TASK DIRECTIONS
Reproduce every line of the records below verbatim. Leave the pictures out of your reproduction.
━━━━━━━━━━━━━━━━━━━━━━━━━━━━━━
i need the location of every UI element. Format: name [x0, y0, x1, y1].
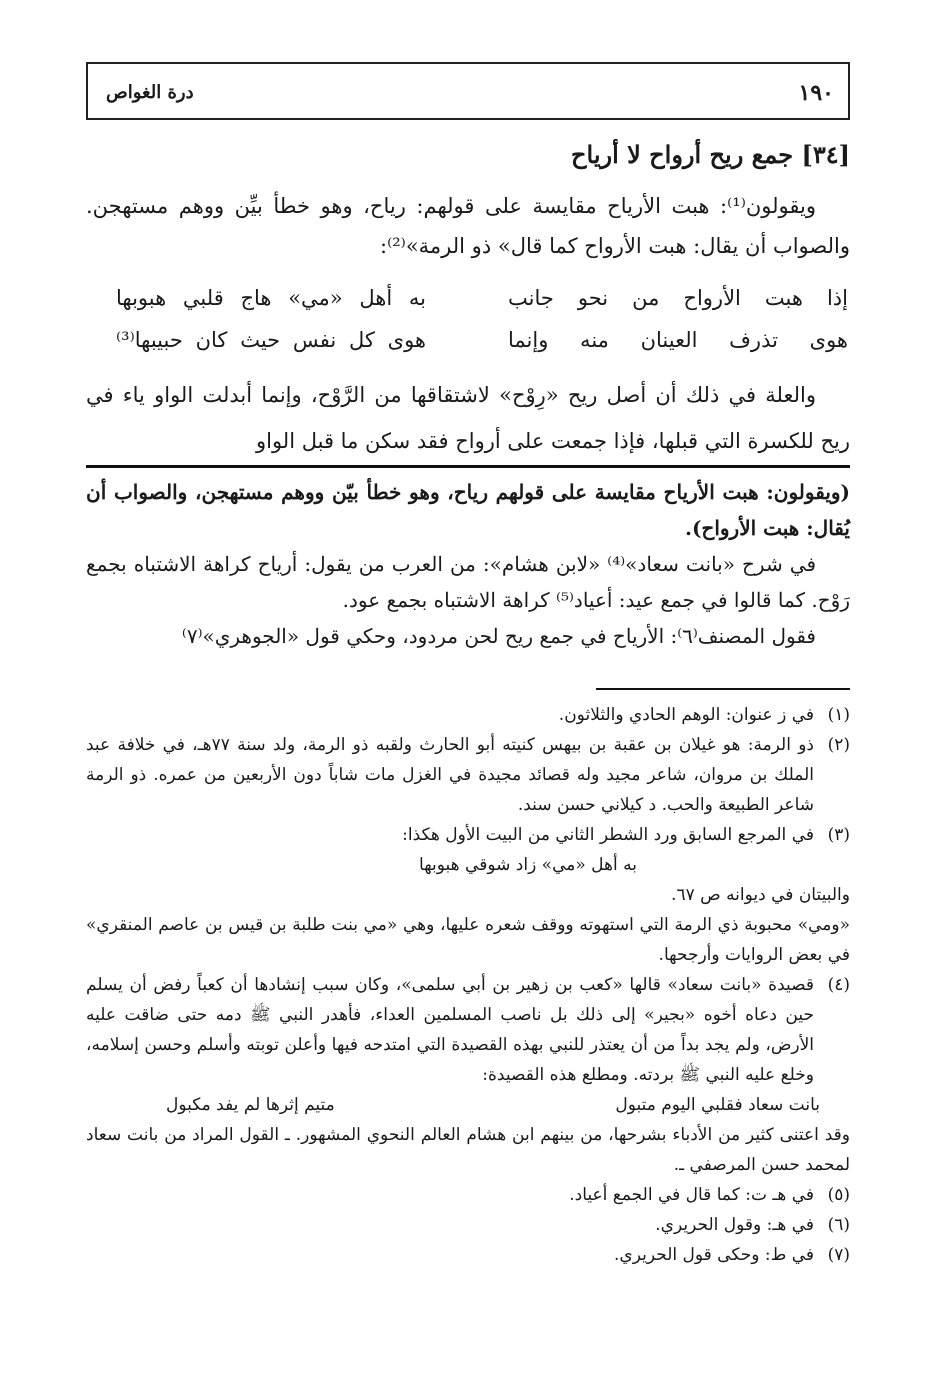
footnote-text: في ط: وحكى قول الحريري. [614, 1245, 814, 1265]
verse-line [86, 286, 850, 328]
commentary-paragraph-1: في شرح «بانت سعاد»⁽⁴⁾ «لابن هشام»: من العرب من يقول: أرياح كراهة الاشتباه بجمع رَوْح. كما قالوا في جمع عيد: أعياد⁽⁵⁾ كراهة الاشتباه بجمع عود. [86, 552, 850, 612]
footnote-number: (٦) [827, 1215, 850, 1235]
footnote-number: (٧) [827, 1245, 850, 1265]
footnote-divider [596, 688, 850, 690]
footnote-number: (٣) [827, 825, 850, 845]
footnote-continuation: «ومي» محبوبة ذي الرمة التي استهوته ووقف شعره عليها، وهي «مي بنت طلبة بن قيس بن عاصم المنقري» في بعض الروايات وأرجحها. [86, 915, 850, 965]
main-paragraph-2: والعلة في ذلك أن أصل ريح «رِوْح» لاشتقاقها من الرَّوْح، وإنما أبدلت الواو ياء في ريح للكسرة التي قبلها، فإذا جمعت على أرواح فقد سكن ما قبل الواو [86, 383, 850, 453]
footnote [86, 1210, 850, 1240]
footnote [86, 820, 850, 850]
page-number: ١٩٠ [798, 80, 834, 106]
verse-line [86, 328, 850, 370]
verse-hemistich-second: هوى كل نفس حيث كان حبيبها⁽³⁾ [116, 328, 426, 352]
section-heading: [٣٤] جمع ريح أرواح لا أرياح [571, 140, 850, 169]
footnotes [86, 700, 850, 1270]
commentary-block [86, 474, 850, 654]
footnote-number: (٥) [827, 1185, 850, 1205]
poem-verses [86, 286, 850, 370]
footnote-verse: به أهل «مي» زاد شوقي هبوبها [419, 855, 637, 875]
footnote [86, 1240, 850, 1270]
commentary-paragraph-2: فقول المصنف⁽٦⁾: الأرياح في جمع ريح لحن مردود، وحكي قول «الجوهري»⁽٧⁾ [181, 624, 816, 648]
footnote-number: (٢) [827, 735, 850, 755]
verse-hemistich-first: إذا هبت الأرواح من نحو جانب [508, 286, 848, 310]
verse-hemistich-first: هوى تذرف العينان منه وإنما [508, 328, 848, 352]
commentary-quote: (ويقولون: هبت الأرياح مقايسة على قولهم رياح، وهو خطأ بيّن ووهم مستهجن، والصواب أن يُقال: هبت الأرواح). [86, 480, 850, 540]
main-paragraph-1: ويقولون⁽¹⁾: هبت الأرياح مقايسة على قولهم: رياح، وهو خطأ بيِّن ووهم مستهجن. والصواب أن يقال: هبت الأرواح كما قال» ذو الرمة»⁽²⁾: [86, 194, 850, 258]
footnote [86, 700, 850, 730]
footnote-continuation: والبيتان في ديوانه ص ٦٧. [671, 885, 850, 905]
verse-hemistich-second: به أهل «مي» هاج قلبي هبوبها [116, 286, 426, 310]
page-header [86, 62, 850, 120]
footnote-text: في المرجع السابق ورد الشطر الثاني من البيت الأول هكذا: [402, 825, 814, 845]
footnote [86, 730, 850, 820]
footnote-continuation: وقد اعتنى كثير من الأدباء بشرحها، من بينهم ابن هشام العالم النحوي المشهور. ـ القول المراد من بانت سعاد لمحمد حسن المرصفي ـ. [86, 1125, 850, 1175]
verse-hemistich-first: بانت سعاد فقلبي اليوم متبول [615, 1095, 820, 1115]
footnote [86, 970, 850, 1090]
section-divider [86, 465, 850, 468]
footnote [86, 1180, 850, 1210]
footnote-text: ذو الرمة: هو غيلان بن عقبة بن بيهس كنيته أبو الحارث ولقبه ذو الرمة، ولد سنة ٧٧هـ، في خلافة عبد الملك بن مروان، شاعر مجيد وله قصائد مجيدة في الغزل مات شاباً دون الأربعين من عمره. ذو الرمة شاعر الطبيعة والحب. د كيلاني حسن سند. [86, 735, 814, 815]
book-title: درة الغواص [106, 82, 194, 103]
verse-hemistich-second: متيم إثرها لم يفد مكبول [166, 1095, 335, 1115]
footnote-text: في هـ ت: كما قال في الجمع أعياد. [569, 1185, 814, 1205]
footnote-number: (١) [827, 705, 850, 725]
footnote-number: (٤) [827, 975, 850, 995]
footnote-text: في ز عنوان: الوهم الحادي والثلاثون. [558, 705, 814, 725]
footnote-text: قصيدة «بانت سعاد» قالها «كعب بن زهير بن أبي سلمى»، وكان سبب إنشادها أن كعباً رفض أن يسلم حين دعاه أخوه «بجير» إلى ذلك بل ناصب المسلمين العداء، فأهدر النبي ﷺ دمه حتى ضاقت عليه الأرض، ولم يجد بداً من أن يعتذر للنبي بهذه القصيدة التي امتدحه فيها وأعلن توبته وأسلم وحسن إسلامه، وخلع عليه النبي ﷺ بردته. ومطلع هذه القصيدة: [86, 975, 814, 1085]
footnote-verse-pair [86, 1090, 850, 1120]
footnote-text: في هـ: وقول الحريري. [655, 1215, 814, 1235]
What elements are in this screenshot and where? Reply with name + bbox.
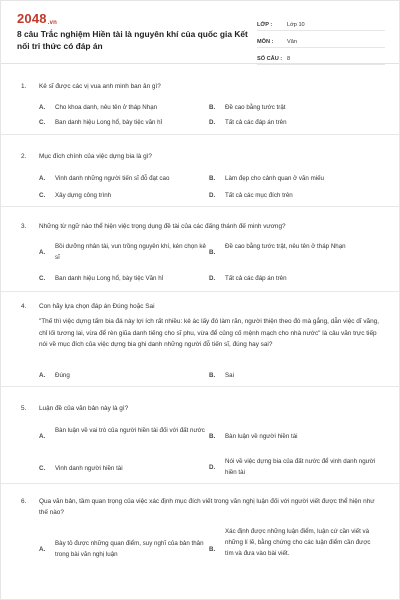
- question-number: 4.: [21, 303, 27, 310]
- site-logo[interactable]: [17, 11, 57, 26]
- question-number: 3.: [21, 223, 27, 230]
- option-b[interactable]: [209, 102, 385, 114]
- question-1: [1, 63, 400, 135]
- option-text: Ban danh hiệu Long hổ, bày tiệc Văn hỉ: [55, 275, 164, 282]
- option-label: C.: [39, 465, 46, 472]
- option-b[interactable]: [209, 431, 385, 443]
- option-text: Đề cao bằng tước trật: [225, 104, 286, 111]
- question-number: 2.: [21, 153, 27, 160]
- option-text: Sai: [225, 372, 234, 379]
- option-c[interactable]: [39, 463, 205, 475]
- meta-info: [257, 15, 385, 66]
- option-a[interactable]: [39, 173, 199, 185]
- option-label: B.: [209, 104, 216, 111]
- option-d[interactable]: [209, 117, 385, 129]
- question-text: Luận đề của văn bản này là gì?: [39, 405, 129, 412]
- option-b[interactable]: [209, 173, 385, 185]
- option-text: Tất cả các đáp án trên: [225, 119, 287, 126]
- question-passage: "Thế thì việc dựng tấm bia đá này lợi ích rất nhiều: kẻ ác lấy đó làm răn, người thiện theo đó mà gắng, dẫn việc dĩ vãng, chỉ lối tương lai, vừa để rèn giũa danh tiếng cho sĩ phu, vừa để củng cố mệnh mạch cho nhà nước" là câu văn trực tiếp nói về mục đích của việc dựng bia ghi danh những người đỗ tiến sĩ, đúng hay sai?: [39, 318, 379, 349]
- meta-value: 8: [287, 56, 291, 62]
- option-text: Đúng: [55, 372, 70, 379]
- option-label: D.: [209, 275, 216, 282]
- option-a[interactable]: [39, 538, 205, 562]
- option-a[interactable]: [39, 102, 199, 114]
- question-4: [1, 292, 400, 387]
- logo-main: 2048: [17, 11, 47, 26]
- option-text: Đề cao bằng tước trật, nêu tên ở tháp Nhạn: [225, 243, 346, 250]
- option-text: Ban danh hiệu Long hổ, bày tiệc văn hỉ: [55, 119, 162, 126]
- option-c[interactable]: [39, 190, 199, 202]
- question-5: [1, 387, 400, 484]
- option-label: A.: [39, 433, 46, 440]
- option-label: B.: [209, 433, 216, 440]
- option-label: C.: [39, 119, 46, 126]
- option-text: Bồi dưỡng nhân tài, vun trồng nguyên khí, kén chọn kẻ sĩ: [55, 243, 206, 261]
━━━━━━━━━━━━━━━━━━━━━━━━━━━━━━
THE ANSWER
i need the location of every UI element. Format: name [x0, y0, x1, y1].
footnote-text: في ط: وحكى قول الحريري. [614, 1245, 814, 1265]
verse-line [86, 286, 850, 328]
commentary-paragraph-1: في شرح «بانت سعاد»⁽⁴⁾ «لابن هشام»: من العرب من يقول: أرياح كراهة الاشتباه بجمع رَوْح. كما قالوا في جمع عيد: أعياد⁽⁵⁾ كراهة الاشتباه بجمع عود. [86, 552, 850, 612]
footnote-number: (٦) [827, 1215, 850, 1235]
footnote-number: (٧) [827, 1245, 850, 1265]
footnote-divider [596, 688, 850, 690]
footnote-number: (٣) [827, 825, 850, 845]
footnote-continuation: «ومي» محبوبة ذي الرمة التي استهوته ووقف شعره عليها، وهي «مي بنت طلبة بن قيس بن عاصم المنقري» في بعض الروايات وأرجحها. [86, 915, 850, 965]
main-paragraph-2: والعلة في ذلك أن أصل ريح «رِوْح» لاشتقاقها من الرَّوْح، وإنما أبدلت الواو ياء في ريح للكسرة التي قبلها، فإذا جمعت على أرواح فقد سكن ما قبل الواو [86, 383, 850, 453]
footnote [86, 1210, 850, 1240]
footnote [86, 820, 850, 850]
page-number: ١٩٠ [798, 80, 834, 106]
verse-line [86, 328, 850, 370]
verse-hemistich-second: هوى كل نفس حيث كان حبيبها⁽³⁾ [116, 328, 426, 352]
section-heading: [٣٤] جمع ريح أرواح لا أرياح [571, 140, 850, 169]
footnotes [86, 700, 850, 1270]
commentary-block [86, 474, 850, 654]
footnote-number: (٥) [827, 1185, 850, 1205]
poem-verses [86, 286, 850, 370]
footnote-verse: به أهل «مي» زاد شوقي هبوبها [419, 855, 637, 875]
footnote [86, 1240, 850, 1270]
commentary-paragraph-2: فقول المصنف⁽٦⁾: الأرياح في جمع ريح لحن مردود، وحكي قول «الجوهري»⁽٧⁾ [181, 624, 816, 648]
footnote-number: (٢) [827, 735, 850, 755]
verse-hemistich-first: إذا هبت الأرواح من نحو جانب [508, 286, 848, 310]
verse-hemistich-first: هوى تذرف العينان منه وإنما [508, 328, 848, 352]
commentary-quote: (ويقولون: هبت الأرياح مقايسة على قولهم رياح، وهو خطأ بيّن ووهم مستهجن، والصواب أن يُقال: هبت الأرواح). [86, 480, 850, 540]
main-paragraph-1: ويقولون⁽¹⁾: هبت الأرياح مقايسة على قولهم: رياح، وهو خطأ بيِّن ووهم مستهجن. والصواب أن يقال: هبت الأرواح كما قال» ذو الرمة»⁽²⁾: [86, 194, 850, 258]
footnote [86, 700, 850, 730]
footnote-continuation: والبيتان في ديوانه ص ٦٧. [671, 885, 850, 905]
verse-hemistich-second: به أهل «مي» هاج قلبي هبوبها [116, 286, 426, 310]
page-header [86, 62, 850, 120]
footnote-text: في المرجع السابق ورد الشطر الثاني من البيت الأول هكذا: [402, 825, 814, 845]
footnote [86, 730, 850, 820]
footnote-continuation: وقد اعتنى كثير من الأدباء بشرحها، من بينهم ابن هشام العالم النحوي المشهور. ـ القول المراد من بانت سعاد لمحمد حسن المرصفي ـ. [86, 1125, 850, 1175]
verse-hemistich-first: بانت سعاد فقلبي اليوم متبول [615, 1095, 820, 1115]
footnote [86, 970, 850, 1090]
section-divider [86, 465, 850, 468]
footnote [86, 1180, 850, 1210]
footnote-text: ذو الرمة: هو غيلان بن عقبة بن بيهس كنيته أبو الحارث ولقبه ذو الرمة، ولد سنة ٧٧هـ، في خلافة عبد الملك بن مروان، شاعر مجيد وله قصائد مجيدة في الغزل مات شاباً دون الأربعين من عمره. ذو الرمة شاعر الطبيعة والحب. د كيلاني حسن سند. [86, 735, 814, 815]
book-title: درة الغواص [106, 82, 194, 103]
verse-hemistich-second: متيم إثرها لم يفد مكبول [166, 1095, 335, 1115]
footnote-text: في هـ ت: كما قال في الجمع أعياد. [569, 1185, 814, 1205]
footnote-number: (١) [827, 705, 850, 725]
footnote-number: (٤) [827, 975, 850, 995]
footnote-text: في ز عنوان: الوهم الحادي والثلاثون. [558, 705, 814, 725]
footnote-text: قصيدة «بانت سعاد» قالها «كعب بن زهير بن أبي سلمى»، وكان سبب إنشادها أن كعباً رفض أن يسلم حين دعاه أخوه «بجير» إلى ذلك بل ناصب المسلمين العداء، فأهدر النبي ﷺ دمه حتى ضاقت عليه الأرض، ولم يجد بداً من أن يعتذر للنبي بهذه القصيدة التي امتدحه فيها وأعلن توبته وأسلم وحسن إسلامه، وخلع عليه النبي ﷺ بردته. ومطلع هذه القصيدة: [86, 975, 814, 1085]
footnote-verse-pair [86, 1090, 850, 1120]
footnote-text: في هـ: وقول الحريري. [655, 1215, 814, 1235]
What elements are in this screenshot and where? Reply with name + bbox.
- question-number: 4.: [21, 303, 27, 310]
- site-logo[interactable]: [17, 11, 57, 26]
- question-number: 3.: [21, 223, 27, 230]
- option-b[interactable]: [209, 102, 385, 114]
- question-1: [1, 63, 400, 135]
- option-text: Ban danh hiệu Long hổ, bày tiệc Văn hỉ: [55, 275, 164, 282]
- option-label: C.: [39, 465, 46, 472]
- option-b[interactable]: [209, 431, 385, 443]
- option-text: Đề cao bằng tước trật: [225, 104, 286, 111]
- question-number: 2.: [21, 153, 27, 160]
- option-text: Sai: [225, 372, 234, 379]
- option-c[interactable]: [39, 463, 205, 475]
- meta-info: [257, 15, 385, 66]
- option-a[interactable]: [39, 173, 199, 185]
- option-label: B.: [209, 104, 216, 111]
- option-d[interactable]: [209, 117, 385, 129]
- question-text: Luận đề của văn bản này là gì?: [39, 405, 129, 412]
- option-b[interactable]: [209, 173, 385, 185]
- option-text: Tất cả các đáp án trên: [225, 119, 287, 126]
- question-passage: "Thế thì việc dựng tấm bia đá này lợi ích rất nhiều: kẻ ác lấy đó làm răn, người thiện theo đó mà gắng, dẫn việc dĩ vãng, chỉ lối tương lai, vừa để rèn giũa danh tiếng cho sĩ phu, vừa để củng cố mệnh mạch cho nhà nước" là câu văn trực tiếp nói về mục đích của việc dựng bia ghi danh những người đỗ tiến sĩ, đúng hay sai?: [39, 318, 379, 349]
- meta-value: 8: [287, 56, 291, 62]
- option-text: Đúng: [55, 372, 70, 379]
- option-label: D.: [209, 275, 216, 282]
- option-a[interactable]: [39, 538, 205, 562]
- option-a[interactable]: [39, 102, 199, 114]
- question-4: [1, 292, 400, 387]
- logo-main: 2048: [17, 11, 47, 26]
- option-text: Đề cao bằng tước trật, nêu tên ở tháp Nhạn: [225, 243, 346, 250]
- option-text: Ban danh hiệu Long hổ, bày tiệc văn hỉ: [55, 119, 162, 126]
- option-c[interactable]: [39, 190, 199, 202]
- question-5: [1, 387, 400, 484]
- option-label: A.: [39, 433, 46, 440]
- option-label: B.: [209, 433, 216, 440]
- option-label: C.: [39, 119, 46, 126]
- option-text: Bồi dưỡng nhân tài, vun trồng nguyên khí, kén chọn kẻ sĩ: [55, 243, 206, 261]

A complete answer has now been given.